(Extracted records)
----------------
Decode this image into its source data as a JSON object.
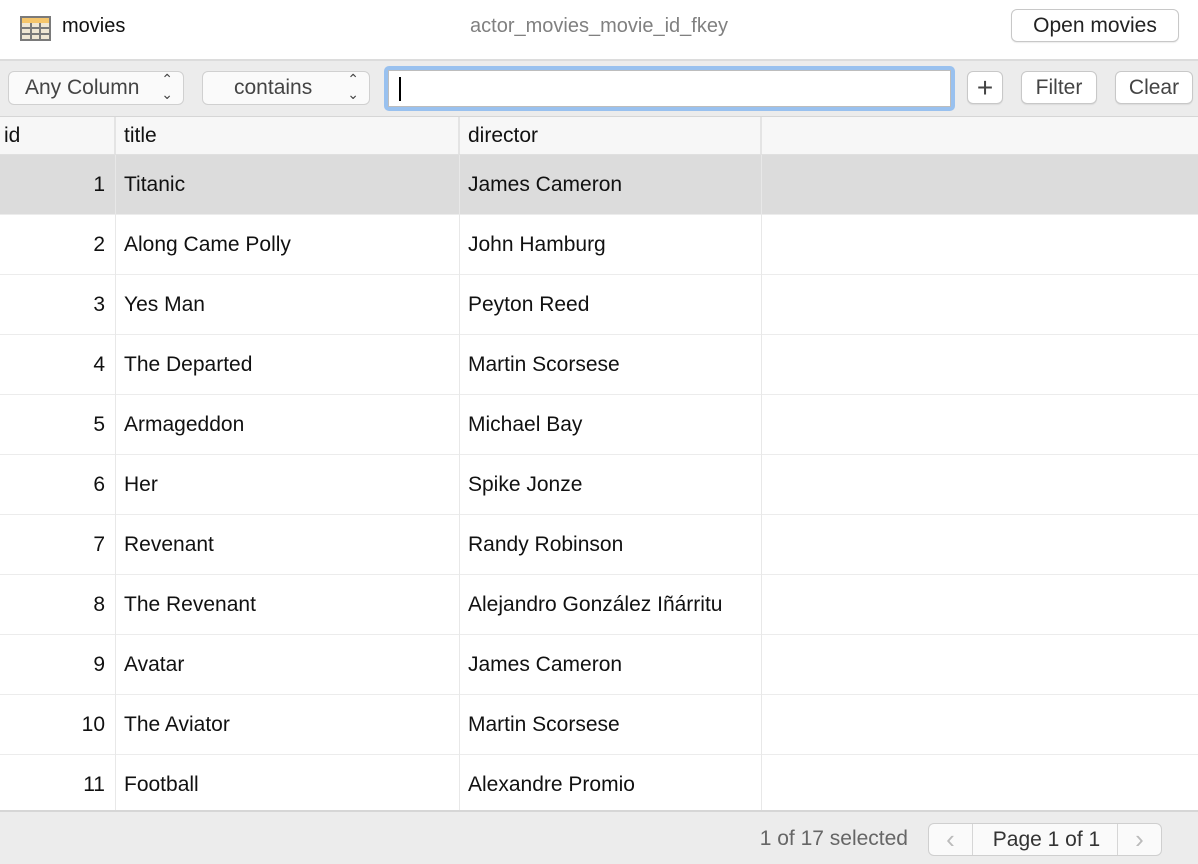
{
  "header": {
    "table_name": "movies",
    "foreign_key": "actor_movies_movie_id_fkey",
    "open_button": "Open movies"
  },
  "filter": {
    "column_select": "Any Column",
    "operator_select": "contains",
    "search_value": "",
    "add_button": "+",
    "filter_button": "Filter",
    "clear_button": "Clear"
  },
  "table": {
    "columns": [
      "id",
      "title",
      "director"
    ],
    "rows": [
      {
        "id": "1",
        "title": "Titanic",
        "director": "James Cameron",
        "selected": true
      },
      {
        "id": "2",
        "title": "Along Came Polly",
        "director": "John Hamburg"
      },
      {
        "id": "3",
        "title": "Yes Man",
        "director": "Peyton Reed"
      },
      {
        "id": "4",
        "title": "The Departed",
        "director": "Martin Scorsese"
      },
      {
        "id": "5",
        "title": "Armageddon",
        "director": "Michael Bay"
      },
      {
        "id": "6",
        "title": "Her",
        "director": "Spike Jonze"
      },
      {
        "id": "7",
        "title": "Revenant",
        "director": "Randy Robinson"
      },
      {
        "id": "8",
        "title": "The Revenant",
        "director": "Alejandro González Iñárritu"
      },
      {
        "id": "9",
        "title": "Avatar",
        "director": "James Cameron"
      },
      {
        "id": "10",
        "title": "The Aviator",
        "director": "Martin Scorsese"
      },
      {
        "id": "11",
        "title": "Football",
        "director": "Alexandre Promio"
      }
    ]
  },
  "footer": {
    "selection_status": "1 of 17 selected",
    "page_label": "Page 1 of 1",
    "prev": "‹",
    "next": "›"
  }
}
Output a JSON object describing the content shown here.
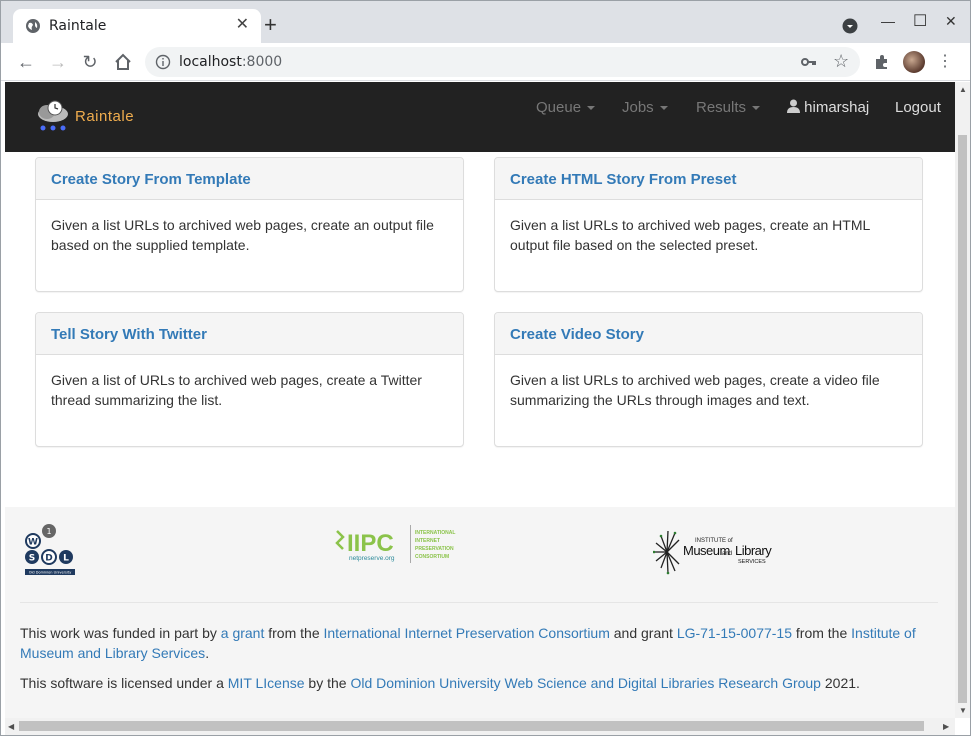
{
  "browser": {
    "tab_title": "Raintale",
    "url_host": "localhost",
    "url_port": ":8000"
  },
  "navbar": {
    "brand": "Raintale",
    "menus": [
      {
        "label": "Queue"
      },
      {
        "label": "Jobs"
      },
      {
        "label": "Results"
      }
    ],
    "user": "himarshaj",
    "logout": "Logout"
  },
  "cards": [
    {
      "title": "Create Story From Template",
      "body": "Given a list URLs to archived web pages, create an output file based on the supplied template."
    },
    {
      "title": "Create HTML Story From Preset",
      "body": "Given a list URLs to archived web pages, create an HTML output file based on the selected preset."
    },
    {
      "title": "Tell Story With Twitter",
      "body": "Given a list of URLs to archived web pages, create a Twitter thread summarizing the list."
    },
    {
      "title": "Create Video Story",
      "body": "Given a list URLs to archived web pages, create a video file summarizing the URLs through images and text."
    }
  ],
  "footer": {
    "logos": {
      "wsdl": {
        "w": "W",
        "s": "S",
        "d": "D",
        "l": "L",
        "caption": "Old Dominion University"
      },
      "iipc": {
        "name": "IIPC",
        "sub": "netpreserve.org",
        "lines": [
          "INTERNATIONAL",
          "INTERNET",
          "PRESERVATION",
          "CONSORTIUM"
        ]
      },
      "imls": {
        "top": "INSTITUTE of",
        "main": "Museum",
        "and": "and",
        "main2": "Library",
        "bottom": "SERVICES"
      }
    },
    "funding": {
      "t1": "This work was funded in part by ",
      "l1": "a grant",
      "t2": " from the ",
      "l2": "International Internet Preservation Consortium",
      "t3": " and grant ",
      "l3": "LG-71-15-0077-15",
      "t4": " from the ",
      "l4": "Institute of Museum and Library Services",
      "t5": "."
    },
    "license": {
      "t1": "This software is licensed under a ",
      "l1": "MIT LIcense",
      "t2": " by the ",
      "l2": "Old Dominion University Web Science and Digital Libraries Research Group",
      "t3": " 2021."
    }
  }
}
----------------
→ **What this task involves**:
The pictures should not appear in the copy; every other part of the records above must be returned exactly.

→ **Full response**:
Decode this image into its source data as a JSON object.
{
  "header": {
    "table_name": "movies",
    "foreign_key": "actor_movies_movie_id_fkey",
    "open_button": "Open movies"
  },
  "filter": {
    "column_select": "Any Column",
    "operator_select": "contains",
    "search_value": "",
    "add_button": "+",
    "filter_button": "Filter",
    "clear_button": "Clear"
  },
  "table": {
    "columns": [
      "id",
      "title",
      "director"
    ],
    "rows": [
      {
        "id": "1",
        "title": "Titanic",
        "director": "James Cameron",
        "selected": true
      },
      {
        "id": "2",
        "title": "Along Came Polly",
        "director": "John Hamburg"
      },
      {
        "id": "3",
        "title": "Yes Man",
        "director": "Peyton Reed"
      },
      {
        "id": "4",
        "title": "The Departed",
        "director": "Martin Scorsese"
      },
      {
        "id": "5",
        "title": "Armageddon",
        "director": "Michael Bay"
      },
      {
        "id": "6",
        "title": "Her",
        "director": "Spike Jonze"
      },
      {
        "id": "7",
        "title": "Revenant",
        "director": "Randy Robinson"
      },
      {
        "id": "8",
        "title": "The Revenant",
        "director": "Alejandro González Iñárritu"
      },
      {
        "id": "9",
        "title": "Avatar",
        "director": "James Cameron"
      },
      {
        "id": "10",
        "title": "The Aviator",
        "director": "Martin Scorsese"
      },
      {
        "id": "11",
        "title": "Football",
        "director": "Alexandre Promio"
      }
    ]
  },
  "footer": {
    "selection_status": "1 of 17 selected",
    "page_label": "Page 1 of 1",
    "prev": "‹",
    "next": "›"
  }
}
Output a JSON object describing the content shown here.
{
  "browser": {
    "tab_title": "Raintale",
    "url_host": "localhost",
    "url_port": ":8000"
  },
  "navbar": {
    "brand": "Raintale",
    "menus": [
      {
        "label": "Queue"
      },
      {
        "label": "Jobs"
      },
      {
        "label": "Results"
      }
    ],
    "user": "himarshaj",
    "logout": "Logout"
  },
  "cards": [
    {
      "title": "Create Story From Template",
      "body": "Given a list URLs to archived web pages, create an output file based on the supplied template."
    },
    {
      "title": "Create HTML Story From Preset",
      "body": "Given a list URLs to archived web pages, create an HTML output file based on the selected preset."
    },
    {
      "title": "Tell Story With Twitter",
      "body": "Given a list of URLs to archived web pages, create a Twitter thread summarizing the list."
    },
    {
      "title": "Create Video Story",
      "body": "Given a list URLs to archived web pages, create a video file summarizing the URLs through images and text."
    }
  ],
  "footer": {
    "logos": {
      "wsdl": {
        "w": "W",
        "s": "S",
        "d": "D",
        "l": "L",
        "caption": "Old Dominion University"
      },
      "iipc": {
        "name": "IIPC",
        "sub": "netpreserve.org",
        "lines": [
          "INTERNATIONAL",
          "INTERNET",
          "PRESERVATION",
          "CONSORTIUM"
        ]
      },
      "imls": {
        "top": "INSTITUTE of",
        "main": "Museum",
        "and": "and",
        "main2": "Library",
        "bottom": "SERVICES"
      }
    },
    "funding": {
      "t1": "This work was funded in part by ",
      "l1": "a grant",
      "t2": " from the ",
      "l2": "International Internet Preservation Consortium",
      "t3": " and grant ",
      "l3": "LG-71-15-0077-15",
      "t4": " from the ",
      "l4": "Institute of Museum and Library Services",
      "t5": "."
    },
    "license": {
      "t1": "This software is licensed under a ",
      "l1": "MIT LIcense",
      "t2": " by the ",
      "l2": "Old Dominion University Web Science and Digital Libraries Research Group",
      "t3": " 2021."
    }
  }
}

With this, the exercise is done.